## Short problem
Would you copy out the whole listing exactly as given?

## Records for the exercise
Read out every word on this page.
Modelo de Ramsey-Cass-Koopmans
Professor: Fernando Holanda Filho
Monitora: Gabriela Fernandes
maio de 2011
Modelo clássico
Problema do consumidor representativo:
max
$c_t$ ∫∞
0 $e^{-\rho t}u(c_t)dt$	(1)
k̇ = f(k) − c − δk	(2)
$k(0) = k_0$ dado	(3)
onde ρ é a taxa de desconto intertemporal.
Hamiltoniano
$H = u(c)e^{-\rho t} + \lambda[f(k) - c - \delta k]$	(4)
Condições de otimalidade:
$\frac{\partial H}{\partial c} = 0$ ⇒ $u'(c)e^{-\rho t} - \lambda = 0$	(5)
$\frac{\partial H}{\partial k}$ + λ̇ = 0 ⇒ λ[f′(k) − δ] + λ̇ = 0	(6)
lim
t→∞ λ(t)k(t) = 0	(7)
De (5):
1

## Solution to this problem
Read out every word on this page.
Modelo de Ramsey-Cass-Koopmans
Professor: Fernando Holanda Filho
Monitora: Gabriela Fernandes
maio de 2011
Modelo clássico
Problema do consumidor representativo:
max
$c_t$ ∫∞
0 $e^{-\rho t}u(c_t)dt$	(1)
k̇ = f(k) − c − δk	(2)
$k(0) = k_0$ dado	(3)
onde ρ é a taxa de desconto intertemporal.
Hamiltoniano
$H = u(c)e^{-\rho t} + \lambda[f(k) - c - \delta k]$	(4)
Condições de otimalidade:
$\frac{\partial H}{\partial c} = 0$ ⇒ $u'(c)e^{-\rho t} - \lambda = 0$	(5)
$\frac{\partial H}{\partial k}$ + λ̇ = 0 ⇒ λ[f′(k) − δ] + λ̇ = 0	(6)
lim
t→∞ λ(t)k(t) = 0	(7)
De (5):
1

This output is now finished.